→ 設問 A
平等院についての文章のうち、「鳳凰堂と本尊の阿弥陀如来坐像は」で始まる段落を、主な事実を残したまま箇条書きにまとめてください。
→ 設問 B
平等院についての文章を、最後の文の後から書き継いでください。

→ 本文抜粋
------------------------

試すべきこと1:十円硬貨の平等院と本物の平等院を比べてみる

平等院

Byodoin and its beautiful garden

平等院は、9世紀後半に貴族の別邸として建てられたのが始まりで、11世紀半ばに藤原頼通によって寺院として再建された。

当時は天災や人災が続いた結果、末法思想が蔓延し、仏教は滅びると信じられていた。仏教の目的も、現世での救済から来世での救済へと変わっていった。

平等院の「平等」が示す通り、平等院は、仏の救済が誰にとっても平等であることを願って建てられた。

人は死後、極楽浄土に行きたいと願う。平等院は、そのような思いから建てられたのだ。平等院と宇治川、それに周囲の山々を含めたその全体が極楽浄土とみなされている。

The statue of Budda and phoenix

平等院は「古都京都の文化財」としてユネスコの世界遺産に登録されている。

鳳凰堂と本尊の阿弥陀如来坐像は国宝に指定されている。屋根の上の鳳凰は見どころの1つだが、これはレプリカ。錆による破損を防ぐため、本物は平等院境内のミュージアム鳳翔館で保管されており、見ることができる。

The red ink samp of Byodoin

平等院を訪れた証として、2種類の「御朱印」をもらうことができる。御朱印について詳しく知りたい方は、こちらから:“伏見稲荷といなり寿司” / “御朱印“

十円硬貨に描かれた建物

The Phoenix Hall of Byodoin and ten-yen coin

十円硬貨に描かれている建物は平等院鳳凰堂。鳳凰堂は、中央の建物と左右の廊下、奥の廊下からなり、それらが鳳凰が羽を広げたような形に見える。

平等院を訪れる日本人の中には、コインに描かれた鳳凰堂と実物を見比べる人もいる。コインと鳳凰堂を並べて写真を撮る人もいる。皆さんも日本人に混じって写真を撮ってみてはどうだろうか。

------------------------

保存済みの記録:

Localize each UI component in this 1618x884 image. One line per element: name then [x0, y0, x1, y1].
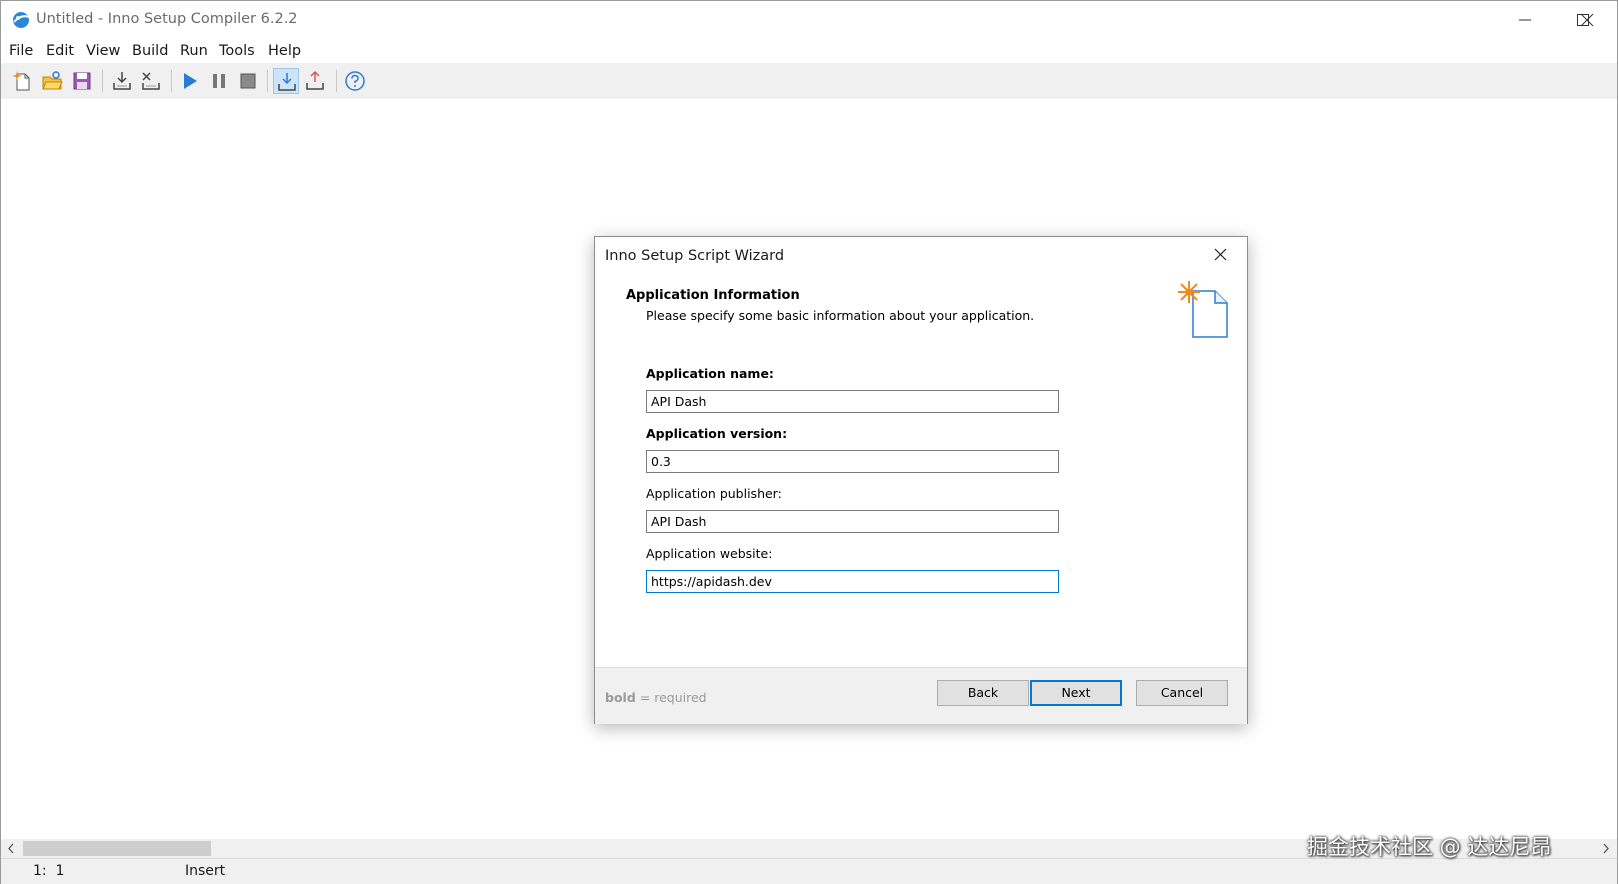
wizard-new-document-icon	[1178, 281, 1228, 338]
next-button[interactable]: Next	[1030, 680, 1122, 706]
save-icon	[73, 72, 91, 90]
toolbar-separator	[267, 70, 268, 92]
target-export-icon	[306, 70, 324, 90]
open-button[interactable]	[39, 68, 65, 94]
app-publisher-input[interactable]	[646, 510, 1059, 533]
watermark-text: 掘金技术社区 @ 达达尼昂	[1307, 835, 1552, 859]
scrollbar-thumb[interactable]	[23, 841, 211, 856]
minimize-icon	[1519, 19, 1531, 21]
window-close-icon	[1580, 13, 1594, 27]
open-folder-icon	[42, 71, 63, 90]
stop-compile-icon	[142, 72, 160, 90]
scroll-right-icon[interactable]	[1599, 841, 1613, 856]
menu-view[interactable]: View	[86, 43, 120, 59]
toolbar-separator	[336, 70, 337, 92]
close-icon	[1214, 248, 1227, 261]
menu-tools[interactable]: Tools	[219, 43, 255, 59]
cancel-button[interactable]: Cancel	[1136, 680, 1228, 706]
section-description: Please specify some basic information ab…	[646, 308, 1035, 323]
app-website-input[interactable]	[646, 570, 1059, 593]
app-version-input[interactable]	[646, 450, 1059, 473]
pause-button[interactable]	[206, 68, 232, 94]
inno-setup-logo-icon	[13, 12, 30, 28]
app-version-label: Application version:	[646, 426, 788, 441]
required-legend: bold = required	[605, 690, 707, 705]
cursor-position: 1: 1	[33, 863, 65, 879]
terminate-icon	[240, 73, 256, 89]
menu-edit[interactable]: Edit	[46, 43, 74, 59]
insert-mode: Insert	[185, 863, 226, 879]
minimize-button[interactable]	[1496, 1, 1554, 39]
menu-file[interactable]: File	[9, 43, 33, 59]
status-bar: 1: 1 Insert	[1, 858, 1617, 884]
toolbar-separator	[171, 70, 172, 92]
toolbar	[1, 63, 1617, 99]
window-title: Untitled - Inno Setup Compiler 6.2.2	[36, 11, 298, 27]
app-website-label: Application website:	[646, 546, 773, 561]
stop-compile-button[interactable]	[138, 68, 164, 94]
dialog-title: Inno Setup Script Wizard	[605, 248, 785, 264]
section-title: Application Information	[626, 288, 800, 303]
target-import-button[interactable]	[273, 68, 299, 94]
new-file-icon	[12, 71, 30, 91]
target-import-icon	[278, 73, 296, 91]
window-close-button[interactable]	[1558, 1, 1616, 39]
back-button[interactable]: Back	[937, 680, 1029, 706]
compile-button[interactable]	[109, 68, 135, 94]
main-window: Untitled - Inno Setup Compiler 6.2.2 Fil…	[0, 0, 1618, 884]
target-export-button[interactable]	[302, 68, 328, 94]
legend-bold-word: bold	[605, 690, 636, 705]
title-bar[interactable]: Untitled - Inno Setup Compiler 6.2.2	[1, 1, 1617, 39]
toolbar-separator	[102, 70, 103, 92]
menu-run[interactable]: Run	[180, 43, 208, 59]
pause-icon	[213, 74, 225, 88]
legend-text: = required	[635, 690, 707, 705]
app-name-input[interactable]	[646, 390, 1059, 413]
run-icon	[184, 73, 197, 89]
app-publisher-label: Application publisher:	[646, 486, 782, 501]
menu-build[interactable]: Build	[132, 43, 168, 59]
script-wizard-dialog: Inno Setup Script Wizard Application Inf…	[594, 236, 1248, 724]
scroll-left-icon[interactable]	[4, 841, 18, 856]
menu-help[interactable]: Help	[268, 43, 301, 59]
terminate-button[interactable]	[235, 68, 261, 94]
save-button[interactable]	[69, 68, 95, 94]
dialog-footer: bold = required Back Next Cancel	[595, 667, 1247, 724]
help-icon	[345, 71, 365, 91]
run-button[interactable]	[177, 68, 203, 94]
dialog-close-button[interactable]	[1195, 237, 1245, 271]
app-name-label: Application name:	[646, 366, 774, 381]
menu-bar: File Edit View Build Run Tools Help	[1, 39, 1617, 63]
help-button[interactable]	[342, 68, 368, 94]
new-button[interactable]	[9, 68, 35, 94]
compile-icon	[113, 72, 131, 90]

------------------------

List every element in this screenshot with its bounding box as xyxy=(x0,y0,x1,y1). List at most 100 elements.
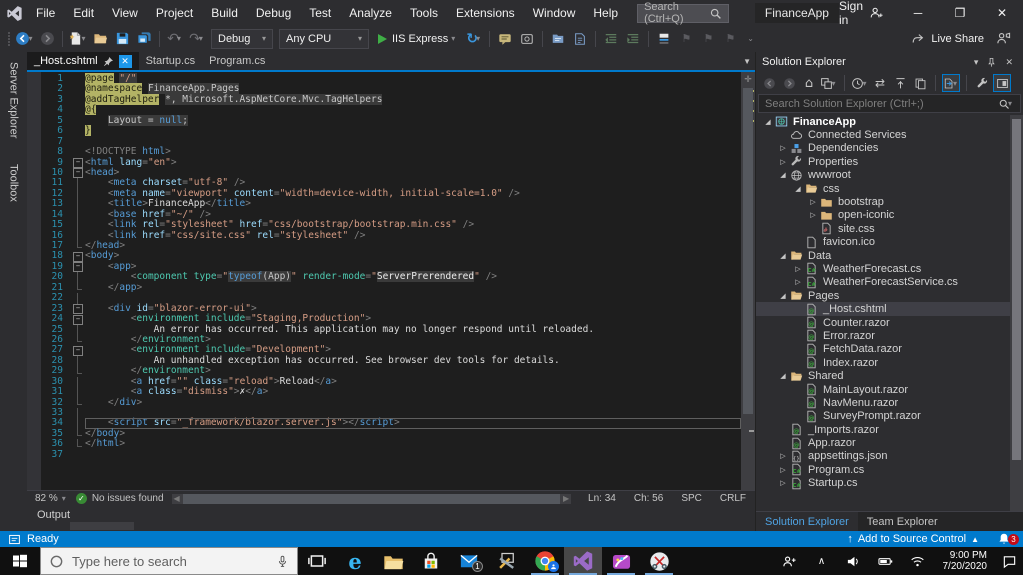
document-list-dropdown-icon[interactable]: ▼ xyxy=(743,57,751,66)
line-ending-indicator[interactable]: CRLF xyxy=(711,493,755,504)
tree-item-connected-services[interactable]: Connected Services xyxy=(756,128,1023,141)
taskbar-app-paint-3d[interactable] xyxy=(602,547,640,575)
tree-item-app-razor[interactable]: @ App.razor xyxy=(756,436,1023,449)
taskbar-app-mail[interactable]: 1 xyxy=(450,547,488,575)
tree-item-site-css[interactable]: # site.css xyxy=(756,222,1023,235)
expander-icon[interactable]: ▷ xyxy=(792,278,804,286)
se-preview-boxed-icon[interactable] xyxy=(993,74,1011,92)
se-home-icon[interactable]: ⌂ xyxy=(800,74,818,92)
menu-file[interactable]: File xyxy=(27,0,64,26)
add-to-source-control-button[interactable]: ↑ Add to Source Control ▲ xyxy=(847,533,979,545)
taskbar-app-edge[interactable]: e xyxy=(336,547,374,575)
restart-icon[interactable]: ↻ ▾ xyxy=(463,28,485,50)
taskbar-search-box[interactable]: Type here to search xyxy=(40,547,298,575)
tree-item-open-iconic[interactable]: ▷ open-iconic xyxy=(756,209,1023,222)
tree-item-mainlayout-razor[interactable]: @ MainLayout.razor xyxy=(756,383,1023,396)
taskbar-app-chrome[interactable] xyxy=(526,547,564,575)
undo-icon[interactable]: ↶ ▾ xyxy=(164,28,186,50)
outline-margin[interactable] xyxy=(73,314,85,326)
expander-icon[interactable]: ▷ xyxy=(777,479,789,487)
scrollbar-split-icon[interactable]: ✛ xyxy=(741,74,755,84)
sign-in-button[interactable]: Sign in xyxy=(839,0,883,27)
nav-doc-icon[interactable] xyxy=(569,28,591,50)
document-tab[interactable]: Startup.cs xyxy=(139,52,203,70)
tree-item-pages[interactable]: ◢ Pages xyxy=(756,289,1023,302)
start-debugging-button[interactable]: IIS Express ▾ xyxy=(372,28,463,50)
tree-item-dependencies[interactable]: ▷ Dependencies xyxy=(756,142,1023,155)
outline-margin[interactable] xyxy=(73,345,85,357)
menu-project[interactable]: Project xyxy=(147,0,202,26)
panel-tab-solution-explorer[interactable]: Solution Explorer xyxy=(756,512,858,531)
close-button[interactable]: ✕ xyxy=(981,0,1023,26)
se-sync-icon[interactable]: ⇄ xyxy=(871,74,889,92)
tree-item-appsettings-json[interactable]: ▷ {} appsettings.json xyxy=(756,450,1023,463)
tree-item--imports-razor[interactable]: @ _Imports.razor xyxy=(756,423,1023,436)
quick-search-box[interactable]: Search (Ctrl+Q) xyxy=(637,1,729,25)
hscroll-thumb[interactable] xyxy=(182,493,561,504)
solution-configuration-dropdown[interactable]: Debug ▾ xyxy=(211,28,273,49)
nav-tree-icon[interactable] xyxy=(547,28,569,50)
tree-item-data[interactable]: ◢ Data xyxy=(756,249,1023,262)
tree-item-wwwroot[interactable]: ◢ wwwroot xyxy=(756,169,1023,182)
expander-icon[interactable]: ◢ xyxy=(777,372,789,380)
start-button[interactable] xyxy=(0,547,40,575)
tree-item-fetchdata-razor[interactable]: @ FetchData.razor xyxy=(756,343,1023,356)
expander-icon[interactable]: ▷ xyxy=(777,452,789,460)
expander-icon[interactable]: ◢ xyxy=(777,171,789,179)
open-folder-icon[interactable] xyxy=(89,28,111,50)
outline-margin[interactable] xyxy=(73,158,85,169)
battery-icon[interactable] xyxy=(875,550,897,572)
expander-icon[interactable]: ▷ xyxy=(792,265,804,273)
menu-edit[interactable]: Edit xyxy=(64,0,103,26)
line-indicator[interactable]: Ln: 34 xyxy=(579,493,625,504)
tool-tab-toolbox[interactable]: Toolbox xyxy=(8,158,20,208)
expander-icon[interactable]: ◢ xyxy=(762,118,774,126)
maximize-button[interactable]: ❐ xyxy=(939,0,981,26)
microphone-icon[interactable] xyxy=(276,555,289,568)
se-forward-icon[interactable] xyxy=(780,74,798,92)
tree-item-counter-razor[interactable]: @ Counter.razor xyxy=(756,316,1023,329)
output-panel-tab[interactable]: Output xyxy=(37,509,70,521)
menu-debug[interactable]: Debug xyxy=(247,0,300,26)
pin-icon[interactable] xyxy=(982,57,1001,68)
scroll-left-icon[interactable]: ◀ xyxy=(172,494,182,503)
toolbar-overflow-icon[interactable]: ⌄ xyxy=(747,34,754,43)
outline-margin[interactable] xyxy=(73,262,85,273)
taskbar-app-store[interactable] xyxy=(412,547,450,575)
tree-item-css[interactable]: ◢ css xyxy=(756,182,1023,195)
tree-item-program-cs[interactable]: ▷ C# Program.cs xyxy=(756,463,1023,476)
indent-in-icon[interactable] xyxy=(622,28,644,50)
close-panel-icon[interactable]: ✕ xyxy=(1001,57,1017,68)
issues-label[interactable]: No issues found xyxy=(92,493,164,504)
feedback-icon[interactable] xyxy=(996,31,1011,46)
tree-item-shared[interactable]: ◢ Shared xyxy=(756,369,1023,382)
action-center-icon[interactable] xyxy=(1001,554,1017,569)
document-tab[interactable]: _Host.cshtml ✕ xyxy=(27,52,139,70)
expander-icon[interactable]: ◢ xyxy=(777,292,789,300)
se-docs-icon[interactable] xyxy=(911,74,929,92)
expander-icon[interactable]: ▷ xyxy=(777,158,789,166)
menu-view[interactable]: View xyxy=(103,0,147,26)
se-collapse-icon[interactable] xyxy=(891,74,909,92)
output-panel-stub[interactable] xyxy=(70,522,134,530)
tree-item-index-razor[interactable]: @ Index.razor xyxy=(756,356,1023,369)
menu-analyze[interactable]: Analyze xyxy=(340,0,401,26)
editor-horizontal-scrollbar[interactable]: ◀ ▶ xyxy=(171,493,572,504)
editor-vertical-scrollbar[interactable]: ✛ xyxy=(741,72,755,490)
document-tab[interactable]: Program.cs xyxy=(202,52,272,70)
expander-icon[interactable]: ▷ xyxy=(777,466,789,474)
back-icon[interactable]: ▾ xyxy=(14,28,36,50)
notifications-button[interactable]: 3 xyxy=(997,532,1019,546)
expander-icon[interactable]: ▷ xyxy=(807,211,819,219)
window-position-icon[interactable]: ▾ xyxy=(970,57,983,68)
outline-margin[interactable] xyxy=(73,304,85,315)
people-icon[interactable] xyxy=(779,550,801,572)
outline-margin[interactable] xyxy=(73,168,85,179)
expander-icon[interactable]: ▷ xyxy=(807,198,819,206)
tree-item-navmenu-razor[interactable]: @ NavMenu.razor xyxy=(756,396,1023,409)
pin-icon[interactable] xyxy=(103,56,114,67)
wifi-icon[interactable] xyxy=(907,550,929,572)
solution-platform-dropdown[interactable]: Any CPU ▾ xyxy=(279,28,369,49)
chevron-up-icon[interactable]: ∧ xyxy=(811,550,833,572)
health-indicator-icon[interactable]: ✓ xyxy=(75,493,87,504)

------------------------

→ 最終解答 A
- 鳳凰堂と本尊の阿弥陀如来坐像は国宝に指定されている。
- 屋根の上の鳳凰は見どころの1つだが、レプリカである。
- 本物は錆による破損を防ぐため境内のミュージアム鳳翔館で保管されており、見ることができる。

→ 最終解答 B
ハワイの平等院

Byodoin and its beautiful garden in Hawaii

ハワイのオアフ島には、日本の平等院鳳凰堂を模した平等院がある。ハワイにそんな日本の風景あるのは、ちょっと驚きだ。この建物は日本人のハワイ移住100周年を記念して1968年に建てられた。 但し、平等院という名前ではなく、バレー・オブ・ザ・テンプルズ・メモリアルパークという名前の霊園だ。

とてもリアルで美しい。ここでは、日本のようにおみくじも買える。おみくじについて詳しく知りたい方は、こちらから:“伏見稲荷といなり寿司” / “おみくじ“

この霊園は宗教を問わないので、キリスト教式の十字架のお墓や日本式の仏教のお墓などもある。

試すべきこと2: 茶会体験

抹茶

Matcha powder coming out of a millstone

平等院のある宇治は、抹茶の名所のひとつ。宇治で抹茶を様々な方法で味わってみよう。

抹茶の農家は、4月の新芽の時期に茶葉を覆い、日光を遮って茶葉に含まれる旨味成分を保持させ、抹茶独特の風味を生み出す。また、日照時間が短い環境下で、茶葉は十分な養分を作ろうとして、より多くの葉緑体を作る。こうして茶葉の緑色は濃くなっていく。

その後、茶葉を蒸して乾燥させ、石臼で挽いて緑色の微粉末にする。  

通常、緑茶はお湯で抽出するが、抹茶はその微粉末をお湯に溶かして、そのまま飲むため、茶葉の栄養素をまるごと摂取できる。

茶道と茶会

A straw-matted room equipped with tea ceremony utensils

日本の伝統文化である茶道は、16世紀に千利休が茶道の四大精神である「和敬清寂」を説き、現在の様式を確立したといわれている。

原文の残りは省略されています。